--- WHAT IS EXPECTED ---
For this exercise, copy out each line of the material below that includes "Utilisation".
* * * * * * * * *
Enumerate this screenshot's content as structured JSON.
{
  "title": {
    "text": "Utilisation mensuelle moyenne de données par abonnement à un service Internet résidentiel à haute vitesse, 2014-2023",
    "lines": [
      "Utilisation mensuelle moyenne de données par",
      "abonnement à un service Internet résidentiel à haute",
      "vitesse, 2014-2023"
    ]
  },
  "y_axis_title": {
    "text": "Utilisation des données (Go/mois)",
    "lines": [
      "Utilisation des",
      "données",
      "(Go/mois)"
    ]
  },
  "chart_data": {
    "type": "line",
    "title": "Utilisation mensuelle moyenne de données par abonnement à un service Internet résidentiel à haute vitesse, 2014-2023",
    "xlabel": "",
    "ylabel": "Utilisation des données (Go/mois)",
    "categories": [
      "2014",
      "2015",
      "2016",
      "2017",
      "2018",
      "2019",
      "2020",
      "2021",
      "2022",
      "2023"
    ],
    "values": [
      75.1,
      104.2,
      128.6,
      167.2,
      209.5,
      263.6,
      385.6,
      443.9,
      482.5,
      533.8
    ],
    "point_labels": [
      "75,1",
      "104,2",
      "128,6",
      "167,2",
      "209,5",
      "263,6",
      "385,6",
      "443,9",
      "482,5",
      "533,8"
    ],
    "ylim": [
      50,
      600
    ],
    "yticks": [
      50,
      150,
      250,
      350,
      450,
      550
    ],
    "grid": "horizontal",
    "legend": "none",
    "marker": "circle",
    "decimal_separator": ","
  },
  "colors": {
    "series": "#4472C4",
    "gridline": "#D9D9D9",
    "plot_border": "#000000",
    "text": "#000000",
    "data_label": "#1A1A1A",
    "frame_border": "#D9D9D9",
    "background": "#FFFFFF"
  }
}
* * * * * * * * *
--- SOLUTION TO THIS TASK ---
    "text": "Utilisation mensuelle moyenne de données par abonnement à un service Internet résidentiel à haute vitesse, 2014-2023",
      "Utilisation mensuelle moyenne de données par",
    "text": "Utilisation des données (Go/mois)",
      "Utilisation des",
    "title": "Utilisation mensuelle moyenne de données par abonnement à un service Internet résidentiel à haute vitesse, 2014-2023",
    "ylabel": "Utilisation des données (Go/mois)",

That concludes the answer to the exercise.